[Dataset records on visual material]
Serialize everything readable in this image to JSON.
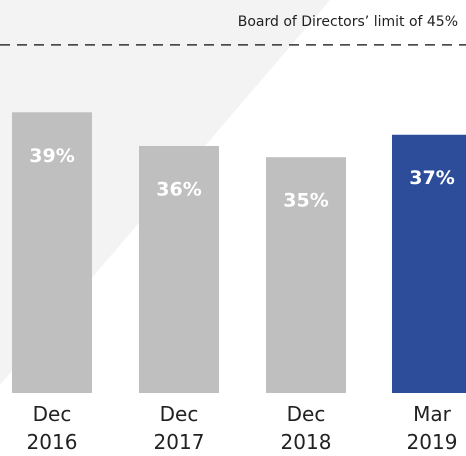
{
  "chart_data": {
    "type": "bar",
    "categories": [
      "Dec 2016",
      "Dec 2017",
      "Dec 2018",
      "Mar 2019"
    ],
    "values": [
      39,
      36,
      35,
      37
    ],
    "value_labels": [
      "39%",
      "36%",
      "35%",
      "37%"
    ],
    "colors": [
      "#bfbfbf",
      "#bfbfbf",
      "#bfbfbf",
      "#2d4d9a"
    ],
    "ylim": [
      14,
      49
    ],
    "reference_line": {
      "value": 45,
      "label": "Board of Directors’ limit of 45%"
    }
  }
}
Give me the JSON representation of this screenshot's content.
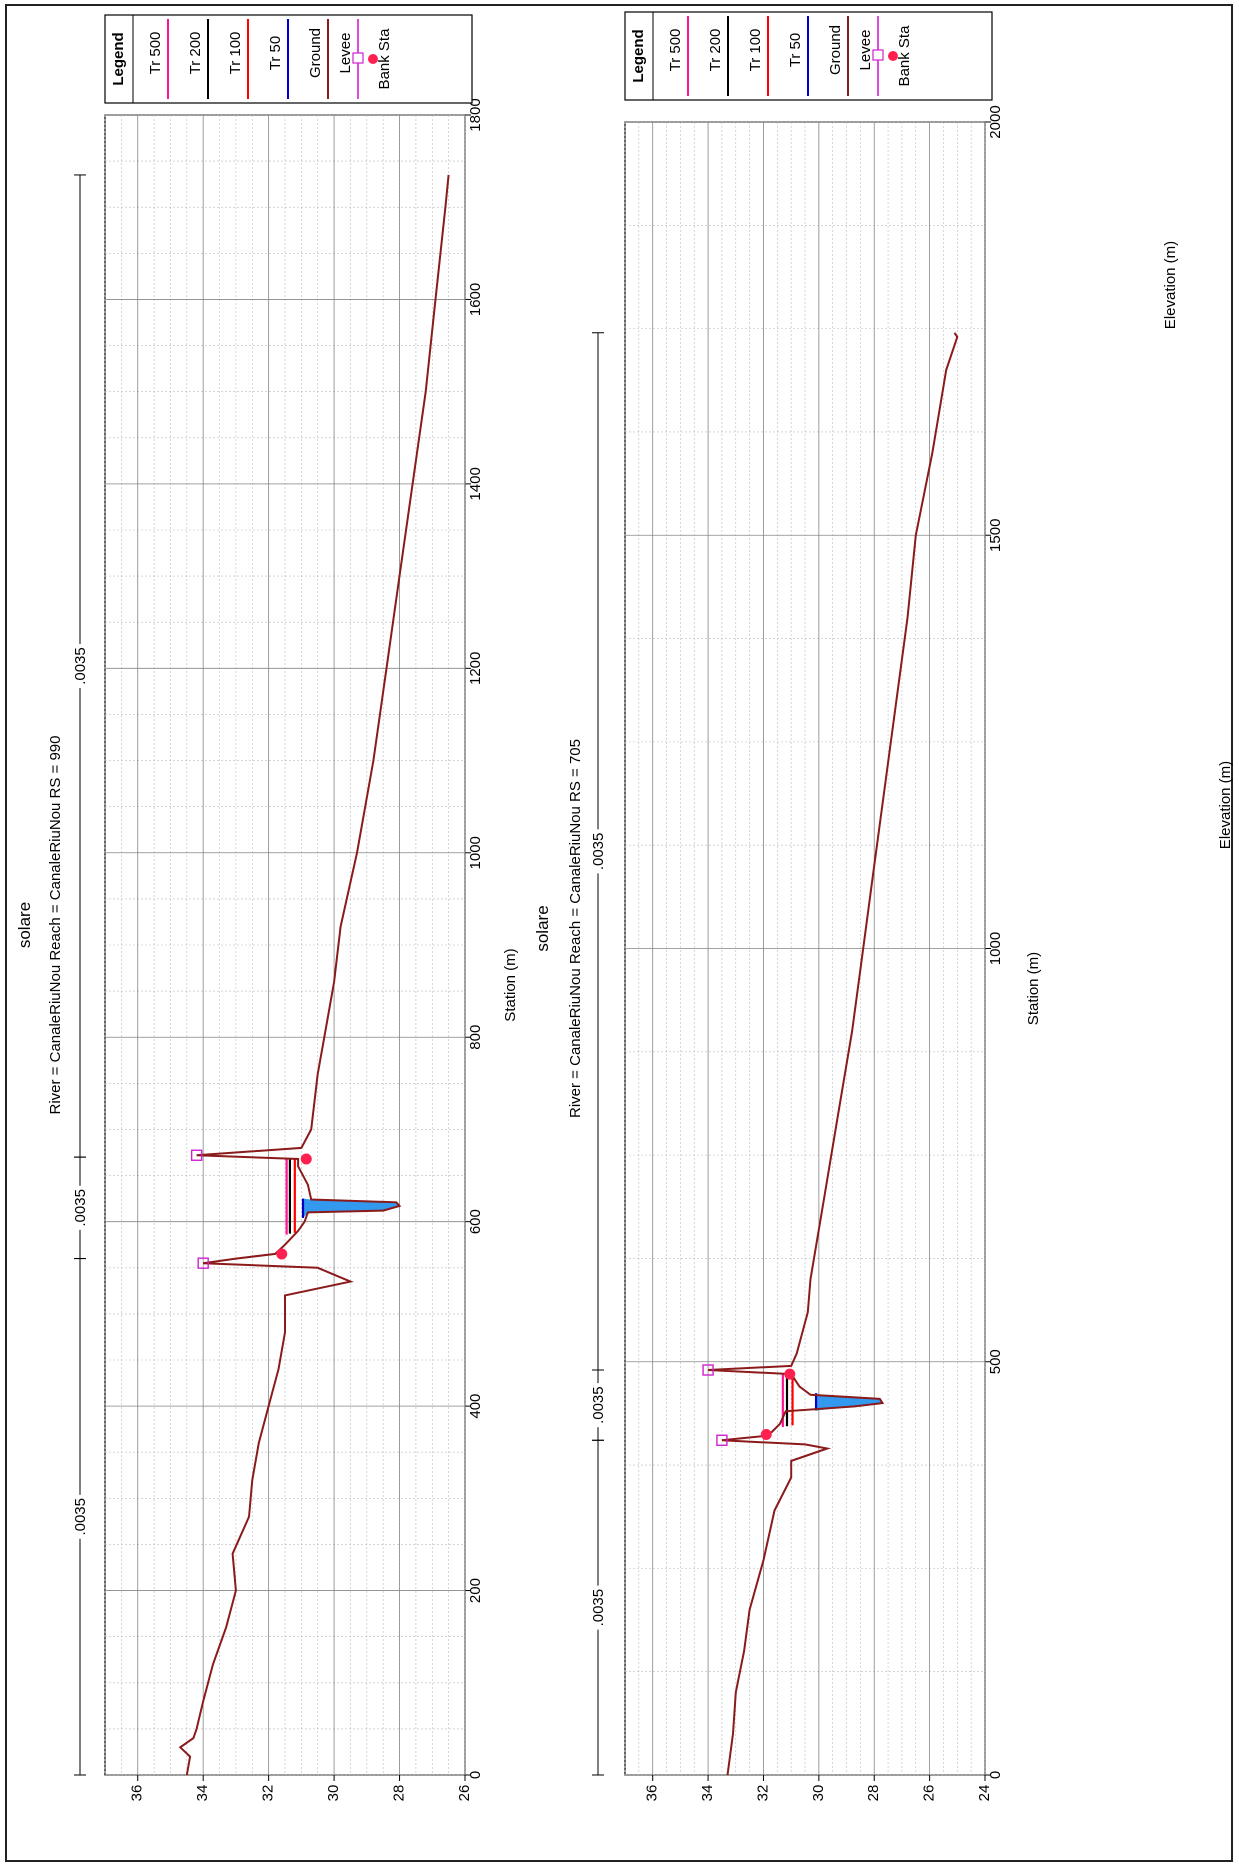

• _What you have to do_
Without the pictures, reproduce every line of the records above exactly.

• _Exercise answer_
Serialize everything readable in this image to JSON.
{
  "chart_data": {
    "type": "bar",
    "categories": [
      "Dec 2016",
      "Dec 2017",
      "Dec 2018",
      "Mar 2019"
    ],
    "values": [
      39,
      36,
      35,
      37
    ],
    "value_labels": [
      "39%",
      "36%",
      "35%",
      "37%"
    ],
    "colors": [
      "#bfbfbf",
      "#bfbfbf",
      "#bfbfbf",
      "#2d4d9a"
    ],
    "ylim": [
      14,
      49
    ],
    "reference_line": {
      "value": 45,
      "label": "Board of Directors’ limit of 45%"
    }
  }
}
Give me the JSON representation of this screenshot's content.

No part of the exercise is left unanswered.